— START Data provided —

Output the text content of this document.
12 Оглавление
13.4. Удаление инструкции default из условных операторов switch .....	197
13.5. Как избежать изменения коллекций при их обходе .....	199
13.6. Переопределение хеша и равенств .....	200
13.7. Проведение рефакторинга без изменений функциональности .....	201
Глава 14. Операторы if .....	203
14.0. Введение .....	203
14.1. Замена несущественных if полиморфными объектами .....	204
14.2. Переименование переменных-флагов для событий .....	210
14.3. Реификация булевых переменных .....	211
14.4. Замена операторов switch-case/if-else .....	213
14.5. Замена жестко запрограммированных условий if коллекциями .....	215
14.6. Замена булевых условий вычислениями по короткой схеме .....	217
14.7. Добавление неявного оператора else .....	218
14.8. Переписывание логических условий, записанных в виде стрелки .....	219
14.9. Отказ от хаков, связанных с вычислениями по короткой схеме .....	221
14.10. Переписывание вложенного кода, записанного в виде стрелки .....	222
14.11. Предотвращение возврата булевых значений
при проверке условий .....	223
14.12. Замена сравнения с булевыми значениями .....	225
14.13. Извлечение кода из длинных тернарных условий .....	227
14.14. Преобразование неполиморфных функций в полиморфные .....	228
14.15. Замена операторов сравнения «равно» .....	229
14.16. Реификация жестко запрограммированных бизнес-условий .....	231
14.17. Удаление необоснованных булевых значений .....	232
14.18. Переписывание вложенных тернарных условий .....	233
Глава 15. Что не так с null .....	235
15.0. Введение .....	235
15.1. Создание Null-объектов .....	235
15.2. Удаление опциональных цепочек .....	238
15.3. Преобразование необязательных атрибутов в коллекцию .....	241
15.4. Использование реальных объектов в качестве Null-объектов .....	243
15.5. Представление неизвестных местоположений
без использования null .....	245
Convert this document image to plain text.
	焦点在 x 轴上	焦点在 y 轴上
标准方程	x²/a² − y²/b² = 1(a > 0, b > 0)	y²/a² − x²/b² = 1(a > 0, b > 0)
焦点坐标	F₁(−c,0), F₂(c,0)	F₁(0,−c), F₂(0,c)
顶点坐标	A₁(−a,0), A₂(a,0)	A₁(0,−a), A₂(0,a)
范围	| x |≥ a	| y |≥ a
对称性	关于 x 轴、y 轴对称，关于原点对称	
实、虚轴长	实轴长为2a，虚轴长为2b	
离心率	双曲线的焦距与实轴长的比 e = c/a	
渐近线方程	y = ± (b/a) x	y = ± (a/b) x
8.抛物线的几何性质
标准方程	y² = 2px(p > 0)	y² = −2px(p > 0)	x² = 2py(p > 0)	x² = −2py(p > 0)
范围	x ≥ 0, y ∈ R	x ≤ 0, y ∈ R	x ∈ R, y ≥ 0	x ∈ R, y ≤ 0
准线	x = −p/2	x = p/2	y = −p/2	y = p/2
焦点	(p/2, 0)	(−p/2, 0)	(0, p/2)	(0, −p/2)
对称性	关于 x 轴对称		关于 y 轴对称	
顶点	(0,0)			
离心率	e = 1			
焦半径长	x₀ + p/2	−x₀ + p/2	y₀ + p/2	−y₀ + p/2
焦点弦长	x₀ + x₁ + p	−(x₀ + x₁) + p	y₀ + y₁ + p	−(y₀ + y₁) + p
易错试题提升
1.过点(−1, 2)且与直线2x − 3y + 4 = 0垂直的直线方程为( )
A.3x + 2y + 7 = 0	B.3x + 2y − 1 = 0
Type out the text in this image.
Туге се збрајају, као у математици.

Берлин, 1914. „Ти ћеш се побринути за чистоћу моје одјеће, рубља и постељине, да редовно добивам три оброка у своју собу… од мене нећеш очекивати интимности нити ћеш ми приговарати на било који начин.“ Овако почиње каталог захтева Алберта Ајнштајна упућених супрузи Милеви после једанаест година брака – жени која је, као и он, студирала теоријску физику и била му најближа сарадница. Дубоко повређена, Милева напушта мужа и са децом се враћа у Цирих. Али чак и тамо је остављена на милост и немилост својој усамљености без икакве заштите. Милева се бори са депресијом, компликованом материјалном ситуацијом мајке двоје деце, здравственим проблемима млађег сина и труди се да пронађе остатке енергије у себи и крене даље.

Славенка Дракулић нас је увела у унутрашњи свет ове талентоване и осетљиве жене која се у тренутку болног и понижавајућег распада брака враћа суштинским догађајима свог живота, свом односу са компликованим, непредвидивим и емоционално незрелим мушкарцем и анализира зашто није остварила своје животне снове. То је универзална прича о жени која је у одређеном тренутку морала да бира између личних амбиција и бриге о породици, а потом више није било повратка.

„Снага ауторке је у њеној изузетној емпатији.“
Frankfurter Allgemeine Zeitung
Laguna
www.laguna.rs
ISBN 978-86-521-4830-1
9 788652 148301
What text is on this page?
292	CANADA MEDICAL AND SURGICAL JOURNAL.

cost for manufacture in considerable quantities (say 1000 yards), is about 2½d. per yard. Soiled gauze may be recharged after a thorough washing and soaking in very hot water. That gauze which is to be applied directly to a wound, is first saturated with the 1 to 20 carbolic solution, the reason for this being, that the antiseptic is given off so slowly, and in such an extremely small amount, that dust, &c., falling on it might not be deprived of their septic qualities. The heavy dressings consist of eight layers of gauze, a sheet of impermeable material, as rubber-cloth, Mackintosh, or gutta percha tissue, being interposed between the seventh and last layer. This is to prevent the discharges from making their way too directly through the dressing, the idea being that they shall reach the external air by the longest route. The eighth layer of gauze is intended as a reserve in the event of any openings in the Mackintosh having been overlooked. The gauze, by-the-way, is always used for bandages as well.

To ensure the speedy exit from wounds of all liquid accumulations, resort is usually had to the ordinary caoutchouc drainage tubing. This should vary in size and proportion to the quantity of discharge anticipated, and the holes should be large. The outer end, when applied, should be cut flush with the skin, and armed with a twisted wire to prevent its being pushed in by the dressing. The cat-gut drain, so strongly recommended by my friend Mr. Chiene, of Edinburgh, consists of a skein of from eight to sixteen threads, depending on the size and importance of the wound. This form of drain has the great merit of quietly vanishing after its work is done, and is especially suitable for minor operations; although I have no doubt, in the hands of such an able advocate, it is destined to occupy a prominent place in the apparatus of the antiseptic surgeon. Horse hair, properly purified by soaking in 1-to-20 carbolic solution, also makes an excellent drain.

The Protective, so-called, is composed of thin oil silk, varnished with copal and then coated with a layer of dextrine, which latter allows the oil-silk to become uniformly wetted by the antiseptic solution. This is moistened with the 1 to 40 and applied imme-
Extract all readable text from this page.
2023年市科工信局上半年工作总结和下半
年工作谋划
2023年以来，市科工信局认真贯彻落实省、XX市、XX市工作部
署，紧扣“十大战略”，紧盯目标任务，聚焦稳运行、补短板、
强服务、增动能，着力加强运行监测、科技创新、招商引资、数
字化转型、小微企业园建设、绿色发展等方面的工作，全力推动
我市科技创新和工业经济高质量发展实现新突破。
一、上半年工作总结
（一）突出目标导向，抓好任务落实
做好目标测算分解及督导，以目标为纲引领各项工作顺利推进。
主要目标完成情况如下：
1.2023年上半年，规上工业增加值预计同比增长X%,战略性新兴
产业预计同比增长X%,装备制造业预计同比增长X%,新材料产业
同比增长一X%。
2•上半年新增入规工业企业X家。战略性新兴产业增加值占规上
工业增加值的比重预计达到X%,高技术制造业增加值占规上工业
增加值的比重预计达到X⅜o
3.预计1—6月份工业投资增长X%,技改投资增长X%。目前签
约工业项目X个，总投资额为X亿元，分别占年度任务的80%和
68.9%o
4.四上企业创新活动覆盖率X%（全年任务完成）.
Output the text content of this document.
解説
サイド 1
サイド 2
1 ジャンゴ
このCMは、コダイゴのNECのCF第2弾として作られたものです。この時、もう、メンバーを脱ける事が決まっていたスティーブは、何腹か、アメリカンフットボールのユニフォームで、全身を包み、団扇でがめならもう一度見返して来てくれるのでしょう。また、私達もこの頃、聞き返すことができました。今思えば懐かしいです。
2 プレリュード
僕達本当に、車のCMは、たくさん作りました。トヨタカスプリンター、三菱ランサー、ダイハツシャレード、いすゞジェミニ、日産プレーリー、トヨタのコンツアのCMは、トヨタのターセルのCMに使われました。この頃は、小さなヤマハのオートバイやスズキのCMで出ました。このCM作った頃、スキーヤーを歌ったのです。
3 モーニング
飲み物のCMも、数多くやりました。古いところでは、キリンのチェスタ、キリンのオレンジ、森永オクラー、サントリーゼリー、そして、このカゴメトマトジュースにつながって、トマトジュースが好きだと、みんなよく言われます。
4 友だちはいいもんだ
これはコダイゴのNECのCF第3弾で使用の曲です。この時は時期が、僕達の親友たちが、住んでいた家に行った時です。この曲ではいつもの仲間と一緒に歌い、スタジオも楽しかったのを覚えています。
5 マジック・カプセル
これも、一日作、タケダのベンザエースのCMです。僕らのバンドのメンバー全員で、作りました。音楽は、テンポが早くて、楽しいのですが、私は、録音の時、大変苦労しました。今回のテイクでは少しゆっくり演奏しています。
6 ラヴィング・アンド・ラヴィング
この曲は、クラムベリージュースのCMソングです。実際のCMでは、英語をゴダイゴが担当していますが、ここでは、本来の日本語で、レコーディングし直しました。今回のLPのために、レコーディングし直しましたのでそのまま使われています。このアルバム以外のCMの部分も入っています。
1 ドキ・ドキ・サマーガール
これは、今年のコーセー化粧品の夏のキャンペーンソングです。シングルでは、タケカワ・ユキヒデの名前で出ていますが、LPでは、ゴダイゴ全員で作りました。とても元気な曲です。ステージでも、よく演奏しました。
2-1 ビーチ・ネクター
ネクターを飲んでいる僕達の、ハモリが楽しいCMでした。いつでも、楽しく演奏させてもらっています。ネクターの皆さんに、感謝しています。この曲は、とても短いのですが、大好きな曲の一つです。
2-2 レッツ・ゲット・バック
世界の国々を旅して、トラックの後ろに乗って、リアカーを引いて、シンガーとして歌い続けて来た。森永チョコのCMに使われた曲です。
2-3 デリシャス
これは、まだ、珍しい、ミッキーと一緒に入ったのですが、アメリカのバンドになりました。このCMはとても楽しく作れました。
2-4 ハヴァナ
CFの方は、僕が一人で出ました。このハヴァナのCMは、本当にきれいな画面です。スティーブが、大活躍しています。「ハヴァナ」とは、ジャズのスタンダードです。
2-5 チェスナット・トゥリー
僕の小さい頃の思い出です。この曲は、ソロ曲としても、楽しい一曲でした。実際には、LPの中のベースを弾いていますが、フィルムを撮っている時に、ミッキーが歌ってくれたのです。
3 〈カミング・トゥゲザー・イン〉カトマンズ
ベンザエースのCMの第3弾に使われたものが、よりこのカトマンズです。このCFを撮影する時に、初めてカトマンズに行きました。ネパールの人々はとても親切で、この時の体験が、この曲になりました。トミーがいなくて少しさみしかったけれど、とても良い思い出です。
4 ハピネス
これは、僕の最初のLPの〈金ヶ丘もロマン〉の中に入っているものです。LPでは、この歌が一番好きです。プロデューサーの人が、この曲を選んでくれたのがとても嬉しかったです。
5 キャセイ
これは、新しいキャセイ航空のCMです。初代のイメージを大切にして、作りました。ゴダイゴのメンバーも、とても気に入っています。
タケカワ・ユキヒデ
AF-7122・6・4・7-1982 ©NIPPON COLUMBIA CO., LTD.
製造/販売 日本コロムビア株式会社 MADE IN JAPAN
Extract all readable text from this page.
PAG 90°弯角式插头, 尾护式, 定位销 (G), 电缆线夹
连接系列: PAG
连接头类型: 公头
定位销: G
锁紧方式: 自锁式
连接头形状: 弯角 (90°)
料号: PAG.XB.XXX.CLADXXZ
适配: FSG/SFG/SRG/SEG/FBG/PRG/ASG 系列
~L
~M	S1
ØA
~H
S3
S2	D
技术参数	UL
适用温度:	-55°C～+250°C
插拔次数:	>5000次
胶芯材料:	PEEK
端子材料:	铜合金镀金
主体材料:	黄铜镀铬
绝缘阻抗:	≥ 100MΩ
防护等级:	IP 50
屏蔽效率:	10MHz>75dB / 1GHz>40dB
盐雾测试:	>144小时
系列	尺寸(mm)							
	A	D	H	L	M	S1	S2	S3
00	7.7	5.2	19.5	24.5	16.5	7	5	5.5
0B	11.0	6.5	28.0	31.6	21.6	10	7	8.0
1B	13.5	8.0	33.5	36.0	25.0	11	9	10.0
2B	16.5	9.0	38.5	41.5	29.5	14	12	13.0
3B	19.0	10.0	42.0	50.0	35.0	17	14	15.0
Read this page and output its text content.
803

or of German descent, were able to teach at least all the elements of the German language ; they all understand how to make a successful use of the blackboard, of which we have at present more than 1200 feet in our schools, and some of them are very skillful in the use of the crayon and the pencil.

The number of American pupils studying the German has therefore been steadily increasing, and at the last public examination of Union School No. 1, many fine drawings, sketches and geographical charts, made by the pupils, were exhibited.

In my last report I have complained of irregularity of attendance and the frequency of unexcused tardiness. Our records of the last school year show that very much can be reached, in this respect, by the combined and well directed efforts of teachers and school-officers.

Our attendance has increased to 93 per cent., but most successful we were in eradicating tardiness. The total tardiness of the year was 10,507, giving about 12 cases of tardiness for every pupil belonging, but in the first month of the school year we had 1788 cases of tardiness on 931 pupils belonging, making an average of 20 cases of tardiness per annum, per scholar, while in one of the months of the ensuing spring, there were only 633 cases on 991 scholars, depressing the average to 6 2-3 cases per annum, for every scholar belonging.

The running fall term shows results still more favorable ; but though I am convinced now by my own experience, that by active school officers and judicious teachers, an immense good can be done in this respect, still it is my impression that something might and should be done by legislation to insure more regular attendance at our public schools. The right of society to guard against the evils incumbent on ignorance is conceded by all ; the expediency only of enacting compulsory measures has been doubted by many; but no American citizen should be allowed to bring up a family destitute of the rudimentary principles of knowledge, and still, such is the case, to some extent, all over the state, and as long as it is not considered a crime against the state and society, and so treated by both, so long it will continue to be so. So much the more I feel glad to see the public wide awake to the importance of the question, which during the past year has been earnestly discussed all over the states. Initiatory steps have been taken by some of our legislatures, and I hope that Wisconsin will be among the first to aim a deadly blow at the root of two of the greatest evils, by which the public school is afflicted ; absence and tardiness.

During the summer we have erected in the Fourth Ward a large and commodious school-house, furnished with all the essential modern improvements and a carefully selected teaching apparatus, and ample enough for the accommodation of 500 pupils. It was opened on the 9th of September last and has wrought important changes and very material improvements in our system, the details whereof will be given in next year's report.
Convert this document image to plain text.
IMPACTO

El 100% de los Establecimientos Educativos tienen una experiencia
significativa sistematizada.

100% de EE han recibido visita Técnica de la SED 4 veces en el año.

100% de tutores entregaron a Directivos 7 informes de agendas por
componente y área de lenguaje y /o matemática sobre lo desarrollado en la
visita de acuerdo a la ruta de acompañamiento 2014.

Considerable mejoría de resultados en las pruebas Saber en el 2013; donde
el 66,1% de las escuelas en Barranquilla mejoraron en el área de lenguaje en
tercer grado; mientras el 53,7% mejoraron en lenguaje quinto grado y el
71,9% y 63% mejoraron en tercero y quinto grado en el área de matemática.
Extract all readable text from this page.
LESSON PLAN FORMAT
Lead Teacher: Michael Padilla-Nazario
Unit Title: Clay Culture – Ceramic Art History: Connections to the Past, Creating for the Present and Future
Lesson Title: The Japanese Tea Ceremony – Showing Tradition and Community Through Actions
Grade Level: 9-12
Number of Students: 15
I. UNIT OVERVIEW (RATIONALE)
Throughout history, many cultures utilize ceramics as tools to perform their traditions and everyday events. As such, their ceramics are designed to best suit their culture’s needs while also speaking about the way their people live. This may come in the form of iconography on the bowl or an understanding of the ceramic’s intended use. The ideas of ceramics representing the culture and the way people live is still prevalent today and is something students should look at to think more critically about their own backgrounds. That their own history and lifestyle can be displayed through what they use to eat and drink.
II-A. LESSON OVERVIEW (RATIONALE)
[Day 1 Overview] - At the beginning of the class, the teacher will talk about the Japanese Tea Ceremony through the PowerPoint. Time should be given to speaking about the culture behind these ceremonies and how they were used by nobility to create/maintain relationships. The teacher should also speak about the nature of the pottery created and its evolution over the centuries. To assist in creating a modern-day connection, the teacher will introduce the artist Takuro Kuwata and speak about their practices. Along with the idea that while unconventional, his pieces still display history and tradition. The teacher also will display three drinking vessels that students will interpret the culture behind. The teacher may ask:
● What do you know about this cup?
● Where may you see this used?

— END Data provided —

Task to carry out
Provide the number of lines containing the string "Title", with no other output.

Output of the exercise
2